=== WHAT TO WORK ON ===
Examine the material below. Gather every line in which the string "Scopes" appears.

=== PROVIDED DATA ===
|---|
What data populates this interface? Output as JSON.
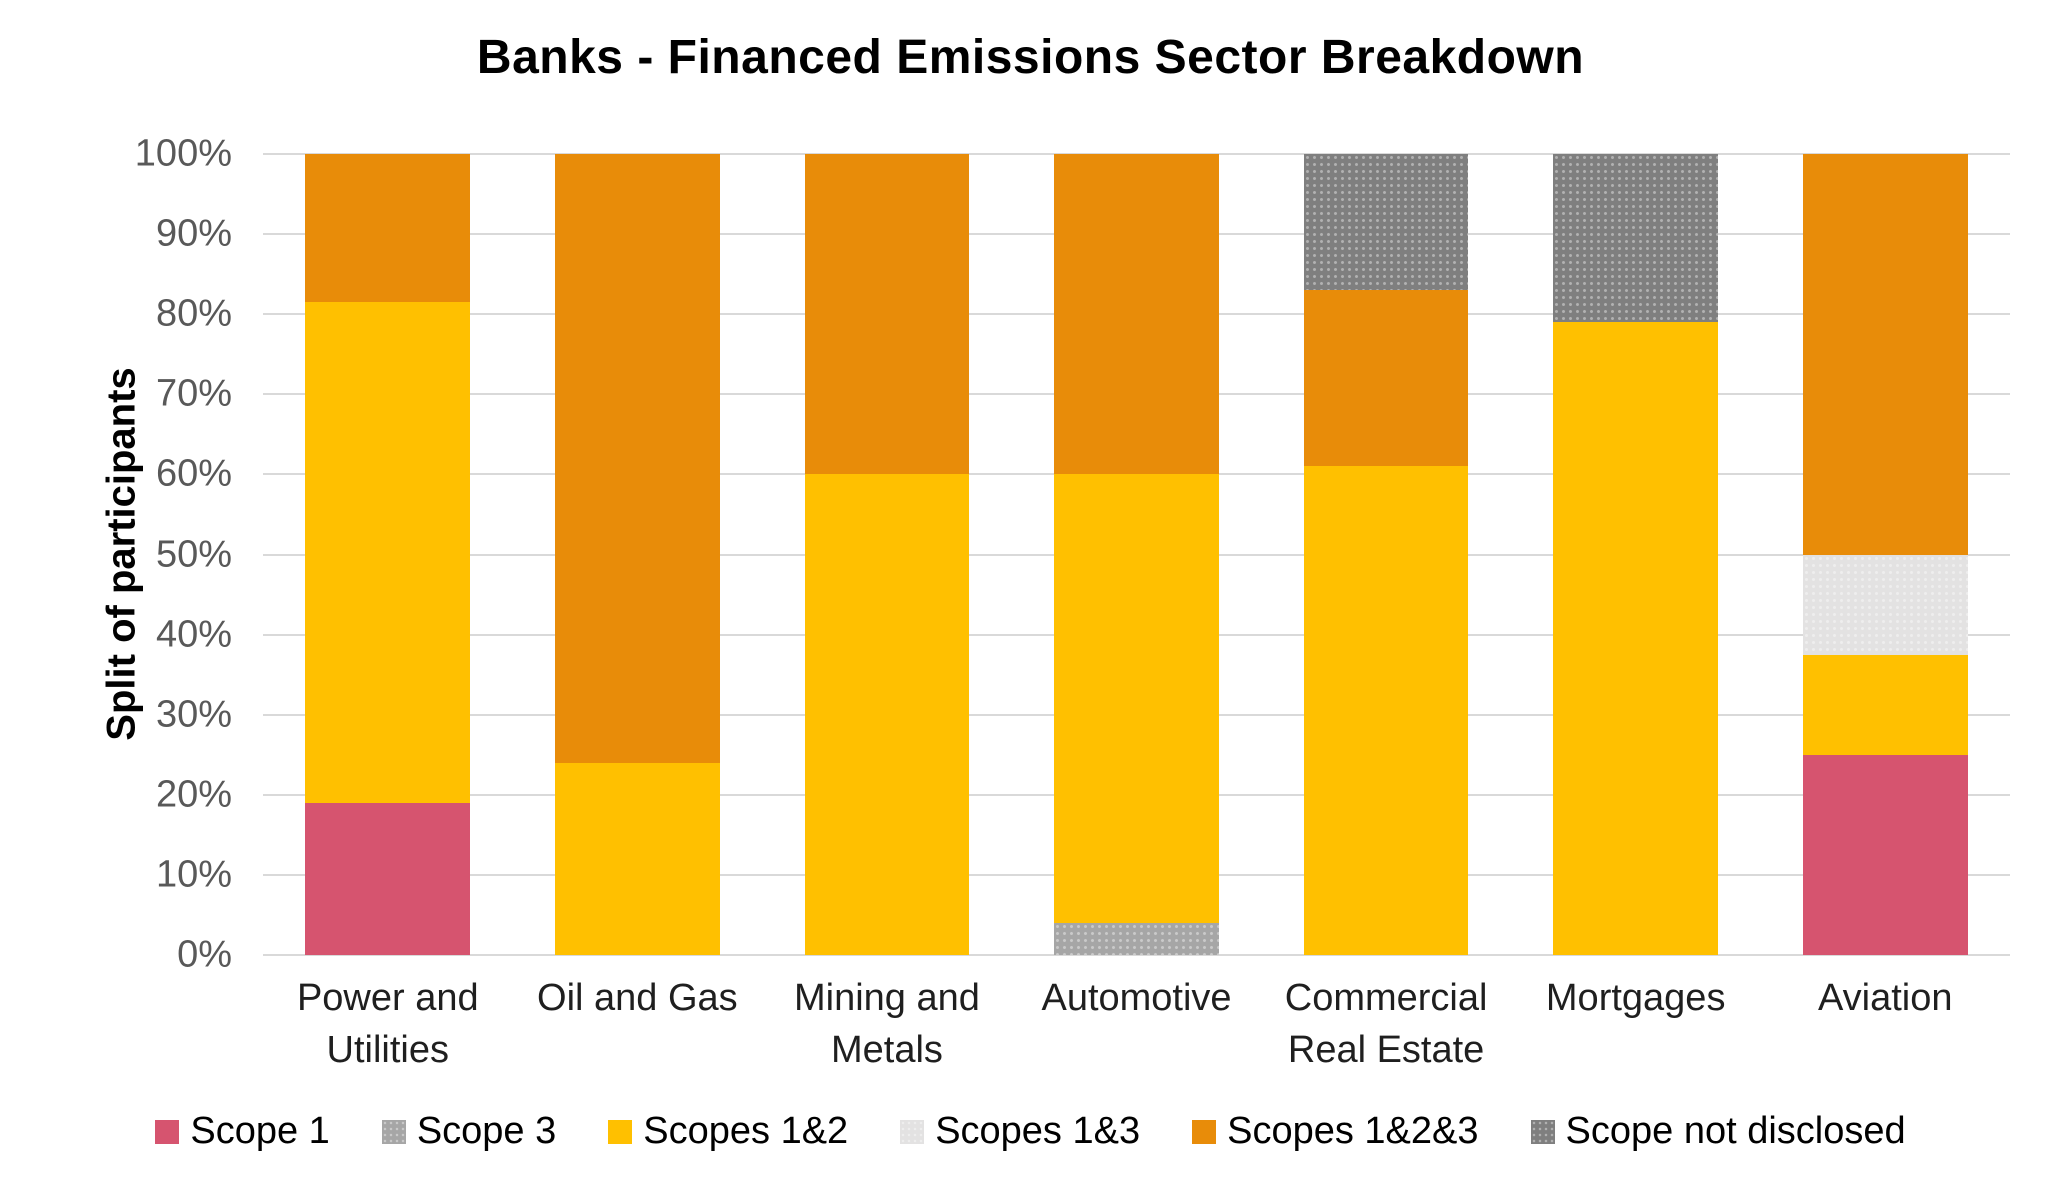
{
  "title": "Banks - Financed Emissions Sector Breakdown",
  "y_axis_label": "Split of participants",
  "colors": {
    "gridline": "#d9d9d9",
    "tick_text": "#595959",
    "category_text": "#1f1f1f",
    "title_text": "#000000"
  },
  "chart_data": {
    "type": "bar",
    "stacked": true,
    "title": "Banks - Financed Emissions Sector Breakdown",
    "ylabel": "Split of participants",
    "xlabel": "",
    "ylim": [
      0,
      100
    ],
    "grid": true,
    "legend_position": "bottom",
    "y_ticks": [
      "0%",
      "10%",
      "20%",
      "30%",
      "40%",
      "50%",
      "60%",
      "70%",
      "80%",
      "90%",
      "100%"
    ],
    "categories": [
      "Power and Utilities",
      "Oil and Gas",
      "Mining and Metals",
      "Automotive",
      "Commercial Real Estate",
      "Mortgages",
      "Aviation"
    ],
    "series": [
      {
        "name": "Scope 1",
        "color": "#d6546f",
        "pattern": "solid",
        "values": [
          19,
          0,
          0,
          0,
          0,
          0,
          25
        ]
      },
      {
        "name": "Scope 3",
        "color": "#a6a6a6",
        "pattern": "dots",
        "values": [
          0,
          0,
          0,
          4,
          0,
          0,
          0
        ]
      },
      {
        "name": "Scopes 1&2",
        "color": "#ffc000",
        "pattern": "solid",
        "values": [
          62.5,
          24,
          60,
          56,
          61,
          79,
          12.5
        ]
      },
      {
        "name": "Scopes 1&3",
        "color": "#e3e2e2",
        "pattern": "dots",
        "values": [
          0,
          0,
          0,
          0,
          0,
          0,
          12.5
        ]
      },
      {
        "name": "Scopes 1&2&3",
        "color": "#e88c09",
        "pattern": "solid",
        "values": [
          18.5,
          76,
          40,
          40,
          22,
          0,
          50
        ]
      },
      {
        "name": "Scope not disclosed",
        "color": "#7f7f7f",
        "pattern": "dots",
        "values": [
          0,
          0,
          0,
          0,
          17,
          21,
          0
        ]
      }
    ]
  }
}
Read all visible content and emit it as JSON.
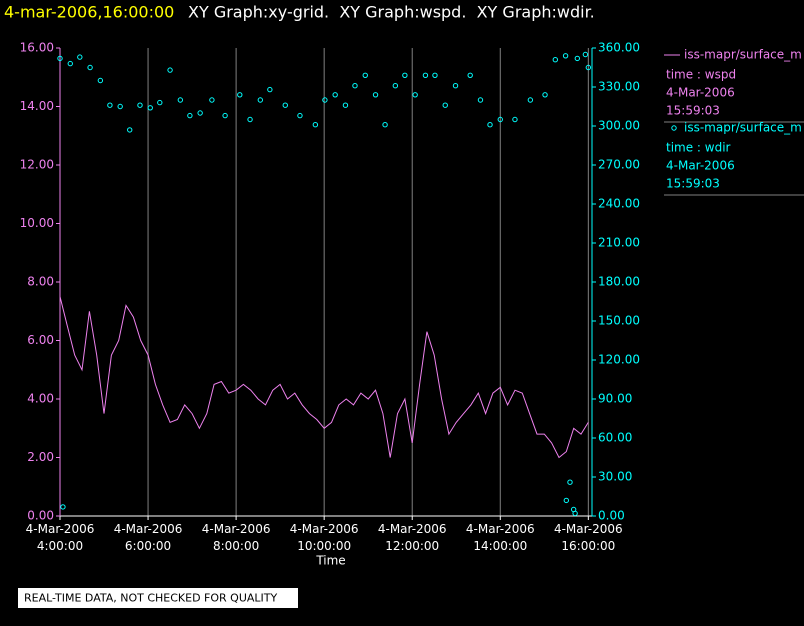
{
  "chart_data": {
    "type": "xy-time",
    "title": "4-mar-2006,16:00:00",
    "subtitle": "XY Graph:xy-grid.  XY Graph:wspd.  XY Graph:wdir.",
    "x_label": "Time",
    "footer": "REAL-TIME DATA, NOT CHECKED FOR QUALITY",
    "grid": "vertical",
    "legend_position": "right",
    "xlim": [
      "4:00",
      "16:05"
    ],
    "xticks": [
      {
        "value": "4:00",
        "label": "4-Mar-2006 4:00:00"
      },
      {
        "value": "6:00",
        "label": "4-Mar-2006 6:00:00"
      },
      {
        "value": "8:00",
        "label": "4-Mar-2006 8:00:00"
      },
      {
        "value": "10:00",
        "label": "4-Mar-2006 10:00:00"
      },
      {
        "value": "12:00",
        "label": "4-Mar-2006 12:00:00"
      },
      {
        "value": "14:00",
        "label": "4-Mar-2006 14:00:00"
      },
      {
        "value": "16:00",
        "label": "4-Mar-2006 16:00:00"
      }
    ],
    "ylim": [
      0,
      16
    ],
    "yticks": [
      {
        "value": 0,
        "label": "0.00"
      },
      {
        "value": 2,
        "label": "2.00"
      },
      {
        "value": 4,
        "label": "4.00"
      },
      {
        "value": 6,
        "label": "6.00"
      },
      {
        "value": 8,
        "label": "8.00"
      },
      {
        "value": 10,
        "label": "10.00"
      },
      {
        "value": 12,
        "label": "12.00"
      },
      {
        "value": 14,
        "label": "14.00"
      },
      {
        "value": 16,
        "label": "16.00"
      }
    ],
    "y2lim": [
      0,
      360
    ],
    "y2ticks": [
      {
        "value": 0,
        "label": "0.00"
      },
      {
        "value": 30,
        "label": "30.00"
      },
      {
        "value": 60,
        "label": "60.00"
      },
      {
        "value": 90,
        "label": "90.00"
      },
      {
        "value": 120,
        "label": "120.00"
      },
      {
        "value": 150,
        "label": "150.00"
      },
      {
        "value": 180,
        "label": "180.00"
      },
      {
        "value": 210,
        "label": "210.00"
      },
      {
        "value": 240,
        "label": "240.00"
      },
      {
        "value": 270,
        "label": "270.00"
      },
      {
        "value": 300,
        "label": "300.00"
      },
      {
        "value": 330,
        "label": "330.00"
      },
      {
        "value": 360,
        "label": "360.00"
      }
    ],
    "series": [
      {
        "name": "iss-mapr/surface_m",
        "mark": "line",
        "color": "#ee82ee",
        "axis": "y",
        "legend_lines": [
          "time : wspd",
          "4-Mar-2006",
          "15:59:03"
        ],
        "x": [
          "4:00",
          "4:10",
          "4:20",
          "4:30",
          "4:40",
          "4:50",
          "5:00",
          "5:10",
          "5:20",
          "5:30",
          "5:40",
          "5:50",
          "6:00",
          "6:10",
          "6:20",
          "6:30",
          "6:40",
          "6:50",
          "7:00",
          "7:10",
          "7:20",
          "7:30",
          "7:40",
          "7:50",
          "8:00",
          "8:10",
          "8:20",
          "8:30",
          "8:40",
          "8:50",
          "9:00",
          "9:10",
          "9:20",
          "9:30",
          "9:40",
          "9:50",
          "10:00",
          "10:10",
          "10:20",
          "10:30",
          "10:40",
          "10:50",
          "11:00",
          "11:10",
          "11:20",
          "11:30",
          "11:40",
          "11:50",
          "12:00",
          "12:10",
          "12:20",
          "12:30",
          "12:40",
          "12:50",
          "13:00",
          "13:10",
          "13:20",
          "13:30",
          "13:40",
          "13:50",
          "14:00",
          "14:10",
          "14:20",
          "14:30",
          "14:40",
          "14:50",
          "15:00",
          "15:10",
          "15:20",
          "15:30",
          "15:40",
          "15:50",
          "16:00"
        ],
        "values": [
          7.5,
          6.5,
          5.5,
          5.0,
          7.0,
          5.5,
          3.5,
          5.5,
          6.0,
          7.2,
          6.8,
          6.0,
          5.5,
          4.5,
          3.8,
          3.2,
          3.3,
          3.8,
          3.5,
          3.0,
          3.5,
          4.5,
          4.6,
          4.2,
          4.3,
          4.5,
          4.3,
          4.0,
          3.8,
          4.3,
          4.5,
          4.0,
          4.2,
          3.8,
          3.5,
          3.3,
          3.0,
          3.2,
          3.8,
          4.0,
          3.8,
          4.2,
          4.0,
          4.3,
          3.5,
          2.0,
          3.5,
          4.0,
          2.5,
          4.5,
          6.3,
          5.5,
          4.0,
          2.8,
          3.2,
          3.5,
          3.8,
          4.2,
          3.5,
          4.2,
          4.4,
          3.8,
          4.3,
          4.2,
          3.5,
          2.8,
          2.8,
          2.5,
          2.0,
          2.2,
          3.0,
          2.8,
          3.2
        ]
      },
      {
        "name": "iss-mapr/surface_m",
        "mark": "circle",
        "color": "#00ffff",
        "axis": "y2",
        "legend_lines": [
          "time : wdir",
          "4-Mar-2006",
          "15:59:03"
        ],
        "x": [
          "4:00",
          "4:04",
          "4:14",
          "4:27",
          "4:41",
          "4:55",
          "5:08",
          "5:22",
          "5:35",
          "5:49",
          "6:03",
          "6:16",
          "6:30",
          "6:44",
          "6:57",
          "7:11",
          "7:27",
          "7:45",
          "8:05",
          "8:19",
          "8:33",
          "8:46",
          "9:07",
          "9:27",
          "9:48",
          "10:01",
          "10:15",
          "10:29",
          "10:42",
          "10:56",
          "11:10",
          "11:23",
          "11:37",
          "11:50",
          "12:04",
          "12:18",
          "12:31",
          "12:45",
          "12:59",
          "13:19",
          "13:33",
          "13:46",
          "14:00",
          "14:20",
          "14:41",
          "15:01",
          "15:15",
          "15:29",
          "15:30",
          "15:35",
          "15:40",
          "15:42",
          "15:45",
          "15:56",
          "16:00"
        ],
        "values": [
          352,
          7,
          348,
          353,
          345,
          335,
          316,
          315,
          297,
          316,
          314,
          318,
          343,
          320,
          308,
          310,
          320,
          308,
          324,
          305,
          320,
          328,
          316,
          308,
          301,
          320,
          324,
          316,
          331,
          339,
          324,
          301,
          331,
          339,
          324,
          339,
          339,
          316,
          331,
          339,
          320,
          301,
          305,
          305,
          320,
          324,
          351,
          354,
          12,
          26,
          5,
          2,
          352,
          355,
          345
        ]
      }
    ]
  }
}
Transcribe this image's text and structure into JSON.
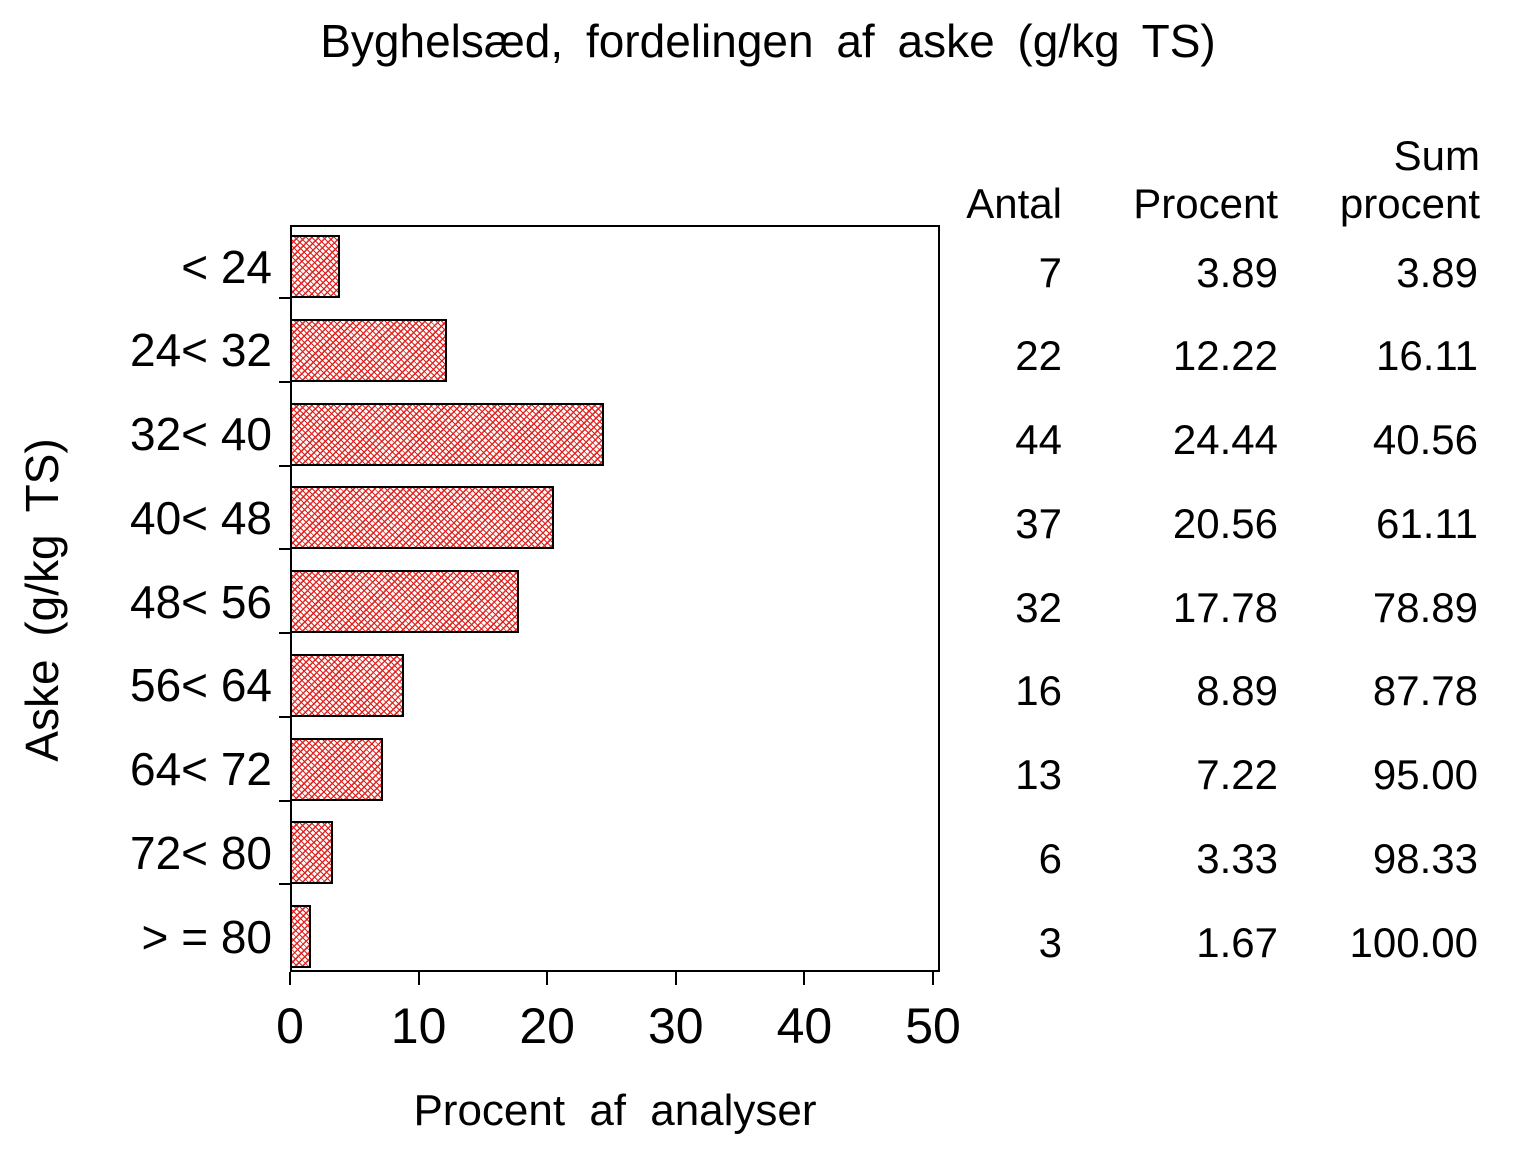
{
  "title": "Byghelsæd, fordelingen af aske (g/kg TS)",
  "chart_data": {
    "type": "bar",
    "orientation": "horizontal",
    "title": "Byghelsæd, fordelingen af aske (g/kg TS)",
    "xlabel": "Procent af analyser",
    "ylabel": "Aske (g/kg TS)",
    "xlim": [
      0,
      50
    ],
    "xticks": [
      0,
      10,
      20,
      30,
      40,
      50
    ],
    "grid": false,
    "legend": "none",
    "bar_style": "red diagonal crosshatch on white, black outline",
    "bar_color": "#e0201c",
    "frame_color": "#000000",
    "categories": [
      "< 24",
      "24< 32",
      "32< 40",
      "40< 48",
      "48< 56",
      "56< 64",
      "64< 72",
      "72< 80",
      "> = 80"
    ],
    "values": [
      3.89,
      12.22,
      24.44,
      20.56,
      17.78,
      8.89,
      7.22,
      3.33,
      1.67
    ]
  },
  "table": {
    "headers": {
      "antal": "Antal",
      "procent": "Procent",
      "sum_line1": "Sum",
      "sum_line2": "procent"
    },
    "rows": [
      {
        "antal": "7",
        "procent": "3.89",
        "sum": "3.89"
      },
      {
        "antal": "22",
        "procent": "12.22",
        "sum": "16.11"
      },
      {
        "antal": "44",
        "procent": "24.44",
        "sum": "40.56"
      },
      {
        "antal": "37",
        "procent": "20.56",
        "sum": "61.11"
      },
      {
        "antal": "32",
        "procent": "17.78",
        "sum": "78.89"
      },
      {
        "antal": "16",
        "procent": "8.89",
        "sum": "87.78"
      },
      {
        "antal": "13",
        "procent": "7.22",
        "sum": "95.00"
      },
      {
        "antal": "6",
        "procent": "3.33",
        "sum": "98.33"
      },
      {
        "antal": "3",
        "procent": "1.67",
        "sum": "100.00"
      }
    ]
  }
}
|---|
=== ANSWER TO THIS TASK ===
        "name": "Scopes 1&2",
        "name": "Scopes 1&3",
        "name": "Scopes 1&2&3",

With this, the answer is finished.